* Materials provided:
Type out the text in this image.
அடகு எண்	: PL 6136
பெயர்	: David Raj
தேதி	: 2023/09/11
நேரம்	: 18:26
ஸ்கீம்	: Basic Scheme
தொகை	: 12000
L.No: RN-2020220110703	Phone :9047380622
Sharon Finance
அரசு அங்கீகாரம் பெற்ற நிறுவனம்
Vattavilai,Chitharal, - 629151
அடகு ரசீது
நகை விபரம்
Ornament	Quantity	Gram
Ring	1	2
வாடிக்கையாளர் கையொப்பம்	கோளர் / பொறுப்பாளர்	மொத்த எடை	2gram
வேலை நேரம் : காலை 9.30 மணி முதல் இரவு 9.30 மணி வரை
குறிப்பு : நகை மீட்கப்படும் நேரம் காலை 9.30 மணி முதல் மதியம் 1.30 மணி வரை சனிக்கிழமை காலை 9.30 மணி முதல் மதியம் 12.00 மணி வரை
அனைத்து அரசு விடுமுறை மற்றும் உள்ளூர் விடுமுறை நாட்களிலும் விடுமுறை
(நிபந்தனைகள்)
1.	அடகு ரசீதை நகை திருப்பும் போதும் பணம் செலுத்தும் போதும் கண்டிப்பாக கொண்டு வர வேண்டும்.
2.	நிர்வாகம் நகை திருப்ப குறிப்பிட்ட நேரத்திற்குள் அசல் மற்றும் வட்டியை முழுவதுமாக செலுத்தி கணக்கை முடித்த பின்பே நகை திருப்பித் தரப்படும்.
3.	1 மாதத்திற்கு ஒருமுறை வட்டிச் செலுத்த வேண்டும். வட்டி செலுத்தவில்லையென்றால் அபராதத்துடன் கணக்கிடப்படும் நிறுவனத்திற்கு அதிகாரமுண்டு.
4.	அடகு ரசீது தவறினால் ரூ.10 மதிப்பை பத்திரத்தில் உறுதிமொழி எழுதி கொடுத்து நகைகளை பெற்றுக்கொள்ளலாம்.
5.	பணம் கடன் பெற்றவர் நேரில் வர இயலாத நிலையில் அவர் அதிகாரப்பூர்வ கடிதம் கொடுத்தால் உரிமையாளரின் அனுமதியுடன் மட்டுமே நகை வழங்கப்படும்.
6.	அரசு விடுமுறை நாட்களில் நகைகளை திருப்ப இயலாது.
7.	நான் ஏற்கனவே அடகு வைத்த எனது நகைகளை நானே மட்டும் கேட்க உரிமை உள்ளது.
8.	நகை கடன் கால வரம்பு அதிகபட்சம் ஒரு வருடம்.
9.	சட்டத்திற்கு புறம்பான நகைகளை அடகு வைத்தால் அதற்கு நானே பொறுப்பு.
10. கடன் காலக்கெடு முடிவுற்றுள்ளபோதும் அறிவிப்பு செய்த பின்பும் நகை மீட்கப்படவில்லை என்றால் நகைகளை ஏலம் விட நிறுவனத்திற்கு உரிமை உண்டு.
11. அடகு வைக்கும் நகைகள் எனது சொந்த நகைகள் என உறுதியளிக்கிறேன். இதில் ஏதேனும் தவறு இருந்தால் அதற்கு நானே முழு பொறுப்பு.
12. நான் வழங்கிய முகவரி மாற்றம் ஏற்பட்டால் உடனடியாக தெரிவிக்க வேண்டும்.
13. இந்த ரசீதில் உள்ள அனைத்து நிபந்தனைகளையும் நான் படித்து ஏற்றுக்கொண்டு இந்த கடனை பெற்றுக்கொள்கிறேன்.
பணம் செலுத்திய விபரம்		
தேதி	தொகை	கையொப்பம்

* Do this: Extract all of the data exactly as written.

* Answer below:
Type out the text in this image.
அடகு எண்	: PL 6136
பெயர்	: David Raj
தேதி	: 2023/09/11
நேரம்	: 18:26
ஸ்கீம்	: Basic Scheme
தொகை	: 12000
L.No: RN-2020220110703	Phone :9047380622
Sharon Finance
அரசு அங்கீகாரம் பெற்ற நிறுவனம்
Vattavilai,Chitharal, - 629151
அடகு ரசீது
நகை விபரம்
Ornament	Quantity	Gram
Ring	1	2
வாடிக்கையாளர் கையொப்பம்	கோளர் / பொறுப்பாளர்	மொத்த எடை	2gram
வேலை நேரம் : காலை 9.30 மணி முதல் இரவு 9.30 மணி வரை
குறிப்பு : நகை மீட்கப்படும் நேரம் காலை 9.30 மணி முதல் மதியம் 1.30 மணி வரை சனிக்கிழமை காலை 9.30 மணி முதல் மதியம் 12.00 மணி வரை
அனைத்து அரசு விடுமுறை மற்றும் உள்ளூர் விடுமுறை நாட்களிலும் விடுமுறை
(நிபந்தனைகள்)
1.	அடகு ரசீதை நகை திருப்பும் போதும் பணம் செலுத்தும் போதும் கண்டிப்பாக கொண்டு வர வேண்டும்.
2.	நிர்வாகம் நகை திருப்ப குறிப்பிட்ட நேரத்திற்குள் அசல் மற்றும் வட்டியை முழுவதுமாக செலுத்தி கணக்கை முடித்த பின்பே நகை திருப்பித் தரப்படும்.
3.	1 மாதத்திற்கு ஒருமுறை வட்டிச் செலுத்த வேண்டும். வட்டி செலுத்தவில்லையென்றால் அபராதத்துடன் கணக்கிடப்படும் நிறுவனத்திற்கு அதிகாரமுண்டு.
4.	அடகு ரசீது தவறினால் ரூ.10 மதிப்பை பத்திரத்தில் உறுதிமொழி எழுதி கொடுத்து நகைகளை பெற்றுக்கொள்ளலாம்.
5.	பணம் கடன் பெற்றவர் நேரில் வர இயலாத நிலையில் அவர் அதிகாரப்பூர்வ கடிதம் கொடுத்தால் உரிமையாளரின் அனுமதியுடன் மட்டுமே நகை வழங்கப்படும்.
6.	அரசு விடுமுறை நாட்களில் நகைகளை திருப்ப இயலாது.
7.	நான் ஏற்கனவே அடகு வைத்த எனது நகைகளை நானே மட்டும் கேட்க உரிமை உள்ளது.
8.	நகை கடன் கால வரம்பு அதிகபட்சம் ஒரு வருடம்.
9.	சட்டத்திற்கு புறம்பான நகைகளை அடகு வைத்தால் அதற்கு நானே பொறுப்பு.
10. கடன் காலக்கெடு முடிவுற்றுள்ளபோதும் அறிவிப்பு செய்த பின்பும் நகை மீட்கப்படவில்லை என்றால் நகைகளை ஏலம் விட நிறுவனத்திற்கு உரிமை உண்டு.
11. அடகு வைக்கும் நகைகள் எனது சொந்த நகைகள் என உறுதியளிக்கிறேன். இதில் ஏதேனும் தவறு இருந்தால் அதற்கு நானே முழு பொறுப்பு.
12. நான் வழங்கிய முகவரி மாற்றம் ஏற்பட்டால் உடனடியாக தெரிவிக்க வேண்டும்.
13. இந்த ரசீதில் உள்ள அனைத்து நிபந்தனைகளையும் நான் படித்து ஏற்றுக்கொண்டு இந்த கடனை பெற்றுக்கொள்கிறேன்.
பணம் செலுத்திய விபரம்		
தேதி	தொகை	கையொப்பம்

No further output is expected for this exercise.